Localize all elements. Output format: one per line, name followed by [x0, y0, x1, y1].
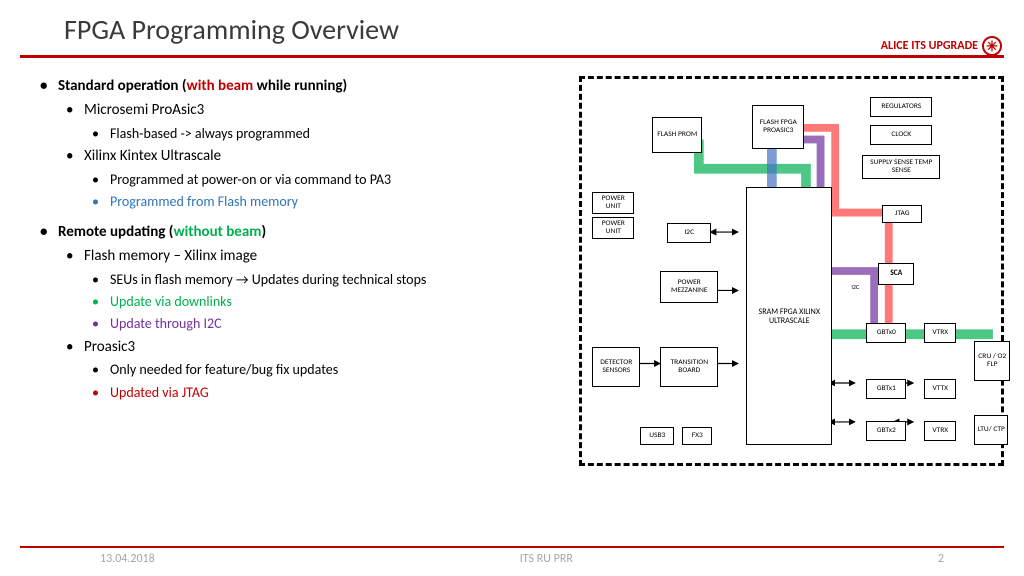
box-ltu: LTU/ CTP — [974, 415, 1008, 445]
box-jtag: JTAG — [882, 205, 922, 223]
footer-page: 2 — [938, 552, 944, 566]
box-detector: DETECTOR SENSORS — [592, 347, 640, 387]
bullet-feature: Only needed for feature/bug fix updates — [92, 360, 573, 380]
bullet-fromflash: Programmed from Flash memory — [92, 192, 573, 212]
footer: 13.04.2018 ITS RU PRR 2 — [20, 546, 1004, 566]
box-transition: TRANSITION BOARD — [660, 347, 718, 387]
box-sram-fpga: SRAM FPGA XILINX ULTRASCALE — [746, 187, 832, 445]
box-usb3: USB3 — [640, 427, 674, 445]
box-regulators: REGULATORS — [870, 97, 932, 117]
box-sense: SUPPLY SENSE TEMP SENSE — [862, 155, 940, 179]
box-vttx: VTTX — [924, 379, 956, 399]
box-gbtx2: GBTx2 — [866, 421, 906, 441]
brand-text: ALICE ITS UPGRADE — [881, 39, 978, 53]
bullet-column: Standard operation (with beam while runn… — [40, 76, 573, 466]
box-cru: CRU / O2 FLP — [974, 341, 1010, 381]
bullet-xilinx: Xilinx Kintex Ultrascale — [66, 146, 573, 168]
box-fx3: FX3 — [682, 427, 712, 445]
block-diagram: FLASH PROM FLASH FPGA PROASIC3 REGULATOR… — [579, 76, 1004, 466]
brand-icon: ✳ — [982, 36, 1002, 56]
box-gbtx1: GBTx1 — [866, 379, 906, 399]
bullet-jtag: Updated via JTAG — [92, 383, 573, 403]
page-title: FPGA Programming Overview — [0, 0, 1024, 55]
box-i2c: I2C — [667, 223, 711, 243]
footer-date: 13.04.2018 — [100, 552, 155, 566]
box-sca: SCA — [878, 263, 914, 285]
bullet-microsemi: Microsemi ProAsic3 — [66, 100, 573, 122]
box-power-unit-2: POWER UNIT — [592, 217, 634, 239]
label-i2c-small: I2C — [844, 281, 866, 293]
bullet-flashmem: Flash memory – Xilinx image — [66, 246, 573, 268]
box-vtrx0: VTRX — [924, 323, 956, 343]
bullet-std-op: Standard operation (with beam while runn… — [40, 76, 573, 98]
box-clock: CLOCK — [870, 125, 932, 145]
bullet-poweron: Programmed at power-on or via command to… — [92, 170, 573, 190]
bullet-seus: SEUs in flash memory → Updates during te… — [92, 270, 573, 290]
box-vtrx2: VTRX — [924, 421, 956, 441]
bullet-proasic: Proasic3 — [66, 337, 573, 359]
brand-label: ALICE ITS UPGRADE ✳ — [881, 36, 1002, 56]
footer-center: ITS RU PRR — [520, 552, 573, 566]
bullet-i2c: Update through I2C — [92, 314, 573, 334]
bullet-downlinks: Update via downlinks — [92, 292, 573, 312]
box-gbtx0: GBTx0 — [866, 323, 906, 343]
box-flash-prom: FLASH PROM — [652, 117, 702, 153]
box-mezz: POWER MEZZANINE — [660, 271, 718, 303]
box-power-unit-1: POWER UNIT — [592, 192, 634, 214]
box-flash-fpga: FLASH FPGA PROASIC3 — [752, 105, 804, 149]
bullet-flashbased: Flash-based -> always programmed — [92, 124, 573, 144]
bullet-remote: Remote updating (without beam) — [40, 222, 573, 244]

....

### Work to complete
Please format the rows above as a Markdown table with two columns, No. and Line. Each line gets its own number, blank lines are skipped, and the pictures are left out.

### Solution below
| No. | Line |
|---|---|
| 1 | Localize all elements. Output format: one per line, name followed by [x0, y0, x1, y1]. |
| 2 | box-ltu: LTU/ CTP — [974, 415, 1008, 445] |
| 3 | box-jtag: JTAG — [882, 205, 922, 223] |
| 4 | footer-page: 2 — [938, 552, 944, 566] |
| 5 | box-detector: DETECTOR SENSORS — [592, 347, 640, 387] |
| 6 | bullet-feature: Only needed for feature/bug fix updates — [92, 360, 573, 380] |
| 7 | bullet-fromflash: Programmed from Flash memory — [92, 192, 573, 212] |
| 8 | footer: 13.04.2018 ITS RU PRR 2 — [20, 546, 1004, 566] |
| 9 | box-transition: TRANSITION BOARD — [660, 347, 718, 387] |
| 10 | box-sram-fpga: SRAM FPGA XILINX ULTRASCALE — [746, 187, 832, 445] |
| 11 | box-usb3: USB3 — [640, 427, 674, 445] |
| 12 | box-regulators: REGULATORS — [870, 97, 932, 117] |
| 13 | box-sense: SUPPLY SENSE TEMP SENSE — [862, 155, 940, 179] |
| 14 | box-vttx: VTTX — [924, 379, 956, 399] |
| 15 | box-gbtx2: GBTx2 — [866, 421, 906, 441] |
| 16 | brand-text: ALICE ITS UPGRADE — [881, 39, 978, 53] |
| 17 | bullet-column: Standard operation (with beam while runn… — [40, 76, 573, 466] |
| 18 | box-cru: CRU / O2 FLP — [974, 341, 1010, 381] |
| 19 | bullet-xilinx: Xilinx Kintex Ultrascale — [66, 146, 573, 168] |
| 20 | box-fx3: FX3 — [682, 427, 712, 445] |
| 21 | block-diagram: FLASH PROM FLASH FPGA PROASIC3 REGULATOR… — [579, 76, 1004, 466] |
| 22 | brand-icon: ✳ — [982, 36, 1002, 56] |
| 23 | box-gbtx1: GBTx1 — [866, 379, 906, 399] |
| 24 | bullet-jtag: Updated via JTAG — [92, 383, 573, 403] |
| 25 | page-title: FPGA Programming Overview — [0, 0, 1024, 55] |
| 26 | box-i2c: I2C — [667, 223, 711, 243] |
| 27 | footer-date: 13.04.2018 — [100, 552, 155, 566] |
| 28 | box-sca: SCA — [878, 263, 914, 285] |
| 29 | bullet-microsemi: Microsemi ProAsic3 — [66, 100, 573, 122] |
| 30 | box-power-unit-2: POWER UNIT — [592, 217, 634, 239] |
| 31 | label-i2c-small: I2C — [844, 281, 866, 293] |
| 32 | bullet-flashmem: Flash memory – Xilinx image — [66, 246, 573, 268] |
| 33 | box-vtrx0: VTRX — [924, 323, 956, 343] |
| 34 | bullet-std-op: Standard operation (with beam while runn… — [40, 76, 573, 98] |
| 35 | box-clock: CLOCK — [870, 125, 932, 145] |
| 36 | bullet-poweron: Programmed at power-on or via command to… — [92, 170, 573, 190] |
| 37 | bullet-seus: SEUs in flash memory → Updates during te… — [92, 270, 573, 290] |
| 38 | box-vtrx2: VTRX — [924, 421, 956, 441] |
| 39 | bullet-proasic: Proasic3 — [66, 337, 573, 359] |
| 40 | brand-label: ALICE ITS UPGRADE ✳ — [881, 36, 1002, 56] |
| 41 | footer-center: ITS RU PRR — [520, 552, 573, 566] |
| 42 | bullet-i2c: Update through I2C — [92, 314, 573, 334] |
| 43 | bullet-downlinks: Update via downlinks — [92, 292, 573, 312] |
| 44 | box-gbtx0: GBTx0 — [866, 323, 906, 343] |
| 45 | box-flash-prom: FLASH PROM — [652, 117, 702, 153] |
| 46 | box-mezz: POWER MEZZANINE — [660, 271, 718, 303] |
| 47 | box-power-unit-1: POWER UNIT — [592, 192, 634, 214] |
| 48 | box-flash-fpga: FLASH FPGA PROASIC3 — [752, 105, 804, 149] |
| 49 | bullet-flashbased: Flash-based -> always programmed — [92, 124, 573, 144] |
| 50 | bullet-remote: Remote updating (without beam) — [40, 222, 573, 244] |